__TASK TO COMPLETE__. Using the records below, copy every line that holds the string "NCTC".

__DATA RECORDS__.
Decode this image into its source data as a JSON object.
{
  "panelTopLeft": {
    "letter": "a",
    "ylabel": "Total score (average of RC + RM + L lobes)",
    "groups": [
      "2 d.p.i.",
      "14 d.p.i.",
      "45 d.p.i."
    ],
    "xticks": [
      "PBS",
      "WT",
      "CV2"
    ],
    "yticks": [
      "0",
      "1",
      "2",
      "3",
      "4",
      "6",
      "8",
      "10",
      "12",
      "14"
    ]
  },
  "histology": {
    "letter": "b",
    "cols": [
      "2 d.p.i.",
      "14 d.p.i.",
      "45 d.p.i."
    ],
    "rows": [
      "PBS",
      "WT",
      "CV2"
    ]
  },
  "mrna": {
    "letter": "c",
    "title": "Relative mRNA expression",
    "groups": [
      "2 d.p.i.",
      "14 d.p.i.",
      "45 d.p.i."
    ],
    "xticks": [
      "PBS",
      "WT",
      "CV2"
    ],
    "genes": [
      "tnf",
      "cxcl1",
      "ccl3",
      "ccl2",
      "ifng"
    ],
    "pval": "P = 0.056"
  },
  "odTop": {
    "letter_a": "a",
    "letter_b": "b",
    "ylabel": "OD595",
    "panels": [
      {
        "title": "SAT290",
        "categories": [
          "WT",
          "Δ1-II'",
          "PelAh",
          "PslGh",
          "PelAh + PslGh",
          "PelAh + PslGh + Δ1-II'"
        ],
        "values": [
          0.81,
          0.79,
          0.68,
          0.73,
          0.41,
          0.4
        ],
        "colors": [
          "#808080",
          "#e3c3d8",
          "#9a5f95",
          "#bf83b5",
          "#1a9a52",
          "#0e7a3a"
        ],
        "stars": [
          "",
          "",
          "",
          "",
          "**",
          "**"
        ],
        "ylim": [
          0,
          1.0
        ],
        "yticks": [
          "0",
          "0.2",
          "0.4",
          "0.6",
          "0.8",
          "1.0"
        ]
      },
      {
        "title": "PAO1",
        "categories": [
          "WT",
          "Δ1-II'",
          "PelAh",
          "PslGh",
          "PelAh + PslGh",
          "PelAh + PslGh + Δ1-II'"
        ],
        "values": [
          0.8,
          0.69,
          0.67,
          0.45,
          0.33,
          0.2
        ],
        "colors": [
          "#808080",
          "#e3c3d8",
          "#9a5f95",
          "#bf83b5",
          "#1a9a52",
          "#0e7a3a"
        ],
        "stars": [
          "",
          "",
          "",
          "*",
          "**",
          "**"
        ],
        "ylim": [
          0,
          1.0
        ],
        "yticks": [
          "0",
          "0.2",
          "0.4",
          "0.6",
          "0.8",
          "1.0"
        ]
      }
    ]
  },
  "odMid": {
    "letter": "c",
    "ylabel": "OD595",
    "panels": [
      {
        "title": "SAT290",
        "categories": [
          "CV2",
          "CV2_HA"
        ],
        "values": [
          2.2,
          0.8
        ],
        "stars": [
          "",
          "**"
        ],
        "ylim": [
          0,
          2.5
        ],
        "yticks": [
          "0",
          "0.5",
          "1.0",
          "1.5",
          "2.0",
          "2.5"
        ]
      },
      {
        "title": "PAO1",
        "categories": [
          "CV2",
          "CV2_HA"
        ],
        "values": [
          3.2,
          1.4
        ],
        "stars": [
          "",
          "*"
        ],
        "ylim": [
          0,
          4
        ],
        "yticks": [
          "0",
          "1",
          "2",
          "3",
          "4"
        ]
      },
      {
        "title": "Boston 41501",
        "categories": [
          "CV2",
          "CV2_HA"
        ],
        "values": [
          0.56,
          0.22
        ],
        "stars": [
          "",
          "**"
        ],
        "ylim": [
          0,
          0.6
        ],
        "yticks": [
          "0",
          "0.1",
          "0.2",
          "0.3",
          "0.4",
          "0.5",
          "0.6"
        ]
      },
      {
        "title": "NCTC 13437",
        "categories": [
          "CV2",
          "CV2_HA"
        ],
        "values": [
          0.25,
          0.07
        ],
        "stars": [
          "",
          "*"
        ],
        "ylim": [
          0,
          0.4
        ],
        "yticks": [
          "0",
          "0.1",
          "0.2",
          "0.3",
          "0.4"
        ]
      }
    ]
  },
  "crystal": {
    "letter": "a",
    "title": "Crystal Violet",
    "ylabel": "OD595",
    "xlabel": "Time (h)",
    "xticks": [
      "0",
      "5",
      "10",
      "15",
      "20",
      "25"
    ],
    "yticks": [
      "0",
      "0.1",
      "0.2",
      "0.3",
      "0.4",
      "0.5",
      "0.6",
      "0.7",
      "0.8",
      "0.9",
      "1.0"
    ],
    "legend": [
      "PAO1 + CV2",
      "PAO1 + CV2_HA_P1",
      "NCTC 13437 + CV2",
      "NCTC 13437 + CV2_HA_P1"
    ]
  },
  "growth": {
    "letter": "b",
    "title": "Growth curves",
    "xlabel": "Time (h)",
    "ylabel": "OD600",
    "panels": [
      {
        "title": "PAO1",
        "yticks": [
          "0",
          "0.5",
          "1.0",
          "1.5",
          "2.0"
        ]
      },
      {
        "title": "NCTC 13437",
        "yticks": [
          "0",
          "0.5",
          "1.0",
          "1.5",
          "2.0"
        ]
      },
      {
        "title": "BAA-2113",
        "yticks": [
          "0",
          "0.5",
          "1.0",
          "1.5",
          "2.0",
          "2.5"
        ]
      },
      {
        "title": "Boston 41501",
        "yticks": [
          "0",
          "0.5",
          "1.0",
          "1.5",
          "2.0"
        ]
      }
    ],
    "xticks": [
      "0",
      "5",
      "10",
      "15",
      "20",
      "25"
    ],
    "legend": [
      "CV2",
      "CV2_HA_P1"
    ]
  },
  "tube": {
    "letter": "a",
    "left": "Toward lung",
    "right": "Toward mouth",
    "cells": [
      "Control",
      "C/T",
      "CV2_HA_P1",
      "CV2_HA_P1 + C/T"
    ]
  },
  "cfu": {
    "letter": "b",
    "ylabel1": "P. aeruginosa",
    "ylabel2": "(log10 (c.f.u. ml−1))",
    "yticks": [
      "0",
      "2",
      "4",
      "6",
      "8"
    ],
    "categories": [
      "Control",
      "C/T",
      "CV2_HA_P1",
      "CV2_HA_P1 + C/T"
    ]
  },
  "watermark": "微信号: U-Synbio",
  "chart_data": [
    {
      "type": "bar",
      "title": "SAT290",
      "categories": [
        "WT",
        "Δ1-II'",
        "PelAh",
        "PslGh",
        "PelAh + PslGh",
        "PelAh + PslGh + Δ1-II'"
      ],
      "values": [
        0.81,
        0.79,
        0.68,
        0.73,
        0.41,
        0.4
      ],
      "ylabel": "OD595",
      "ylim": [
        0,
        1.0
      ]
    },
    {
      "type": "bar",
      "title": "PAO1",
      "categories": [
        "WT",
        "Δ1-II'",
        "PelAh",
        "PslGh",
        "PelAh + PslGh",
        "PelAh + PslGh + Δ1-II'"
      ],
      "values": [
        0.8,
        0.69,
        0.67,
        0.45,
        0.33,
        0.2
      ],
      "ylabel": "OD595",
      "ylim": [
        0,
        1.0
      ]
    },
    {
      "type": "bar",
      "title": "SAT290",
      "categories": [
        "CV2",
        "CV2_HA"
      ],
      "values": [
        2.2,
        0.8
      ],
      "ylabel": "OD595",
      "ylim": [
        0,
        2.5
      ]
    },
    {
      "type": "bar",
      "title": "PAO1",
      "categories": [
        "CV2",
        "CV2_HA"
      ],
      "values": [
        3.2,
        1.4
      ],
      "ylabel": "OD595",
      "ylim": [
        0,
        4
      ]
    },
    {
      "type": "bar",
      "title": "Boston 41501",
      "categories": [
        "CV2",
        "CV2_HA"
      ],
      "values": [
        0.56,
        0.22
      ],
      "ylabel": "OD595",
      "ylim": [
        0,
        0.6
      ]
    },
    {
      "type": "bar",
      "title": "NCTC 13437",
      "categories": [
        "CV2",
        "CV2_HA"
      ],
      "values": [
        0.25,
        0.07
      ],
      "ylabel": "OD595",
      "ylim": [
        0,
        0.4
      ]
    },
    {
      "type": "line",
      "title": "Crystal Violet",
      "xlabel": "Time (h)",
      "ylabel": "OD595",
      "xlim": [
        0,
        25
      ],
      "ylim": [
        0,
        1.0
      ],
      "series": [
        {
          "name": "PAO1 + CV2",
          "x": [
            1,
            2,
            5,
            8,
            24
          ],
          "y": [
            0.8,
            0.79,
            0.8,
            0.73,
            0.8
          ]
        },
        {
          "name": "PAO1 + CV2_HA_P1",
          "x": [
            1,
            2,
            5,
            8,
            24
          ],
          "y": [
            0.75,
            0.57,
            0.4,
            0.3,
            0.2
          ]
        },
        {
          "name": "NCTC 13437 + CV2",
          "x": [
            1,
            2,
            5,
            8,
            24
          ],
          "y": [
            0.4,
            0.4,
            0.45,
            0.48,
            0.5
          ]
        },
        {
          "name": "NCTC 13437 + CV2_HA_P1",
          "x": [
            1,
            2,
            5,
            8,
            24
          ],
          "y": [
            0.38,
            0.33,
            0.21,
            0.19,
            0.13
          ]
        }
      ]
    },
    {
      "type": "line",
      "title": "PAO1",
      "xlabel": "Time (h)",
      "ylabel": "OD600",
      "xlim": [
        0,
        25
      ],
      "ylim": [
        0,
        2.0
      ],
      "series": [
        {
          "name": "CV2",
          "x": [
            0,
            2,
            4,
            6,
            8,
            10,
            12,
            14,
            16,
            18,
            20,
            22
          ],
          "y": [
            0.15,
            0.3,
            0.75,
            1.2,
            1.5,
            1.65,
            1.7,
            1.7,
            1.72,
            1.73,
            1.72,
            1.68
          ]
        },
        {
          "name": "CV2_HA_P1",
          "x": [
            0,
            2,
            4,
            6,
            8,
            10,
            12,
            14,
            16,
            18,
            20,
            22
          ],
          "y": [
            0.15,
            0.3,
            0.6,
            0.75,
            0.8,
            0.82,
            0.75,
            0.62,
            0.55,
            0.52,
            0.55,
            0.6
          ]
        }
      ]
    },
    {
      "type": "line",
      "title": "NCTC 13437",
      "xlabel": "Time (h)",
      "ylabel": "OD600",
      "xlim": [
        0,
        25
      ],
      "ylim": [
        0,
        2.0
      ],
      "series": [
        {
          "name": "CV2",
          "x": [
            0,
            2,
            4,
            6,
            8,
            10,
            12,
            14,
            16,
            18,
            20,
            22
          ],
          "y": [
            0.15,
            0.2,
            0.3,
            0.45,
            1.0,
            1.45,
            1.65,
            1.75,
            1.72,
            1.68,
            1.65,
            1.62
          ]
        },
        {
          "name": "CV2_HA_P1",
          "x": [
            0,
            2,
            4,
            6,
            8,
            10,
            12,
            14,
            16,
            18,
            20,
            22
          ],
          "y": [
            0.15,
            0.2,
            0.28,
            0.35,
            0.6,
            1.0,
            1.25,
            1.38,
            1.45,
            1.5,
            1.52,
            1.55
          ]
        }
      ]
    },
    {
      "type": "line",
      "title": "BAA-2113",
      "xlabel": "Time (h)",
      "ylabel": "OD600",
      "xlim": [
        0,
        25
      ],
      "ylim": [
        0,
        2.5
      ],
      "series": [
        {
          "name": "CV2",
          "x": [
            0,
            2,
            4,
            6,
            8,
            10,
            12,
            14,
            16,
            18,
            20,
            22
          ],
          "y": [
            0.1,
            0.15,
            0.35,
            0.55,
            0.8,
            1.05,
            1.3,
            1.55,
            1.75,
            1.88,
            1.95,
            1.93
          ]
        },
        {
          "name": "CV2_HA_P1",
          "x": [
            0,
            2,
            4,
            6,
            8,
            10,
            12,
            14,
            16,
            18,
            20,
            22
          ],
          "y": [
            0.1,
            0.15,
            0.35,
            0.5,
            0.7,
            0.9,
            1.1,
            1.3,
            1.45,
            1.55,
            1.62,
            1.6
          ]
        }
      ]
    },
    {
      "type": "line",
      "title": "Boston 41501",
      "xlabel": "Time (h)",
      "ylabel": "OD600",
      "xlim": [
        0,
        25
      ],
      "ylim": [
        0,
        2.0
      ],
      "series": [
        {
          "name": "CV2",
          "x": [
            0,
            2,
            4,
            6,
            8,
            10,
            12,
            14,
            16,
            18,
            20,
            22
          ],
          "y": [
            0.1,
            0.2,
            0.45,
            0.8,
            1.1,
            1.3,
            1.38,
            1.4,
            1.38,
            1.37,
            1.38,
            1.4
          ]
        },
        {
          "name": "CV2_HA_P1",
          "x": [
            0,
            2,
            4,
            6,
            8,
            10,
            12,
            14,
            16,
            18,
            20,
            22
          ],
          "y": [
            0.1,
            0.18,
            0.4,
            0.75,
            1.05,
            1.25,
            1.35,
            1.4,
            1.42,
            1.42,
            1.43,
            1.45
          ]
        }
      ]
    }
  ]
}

__WRITTEN RESPONSE__.
        "title": "NCTC 13437",
      "NCTC 13437 + CV2",
      "NCTC 13437 + CV2_HA_P1"
        "title": "NCTC 13437",
      "title": "NCTC 13437",
          "name": "NCTC 13437 + CV2",
          "name": "NCTC 13437 + CV2_HA_P1",
      "title": "NCTC 13437",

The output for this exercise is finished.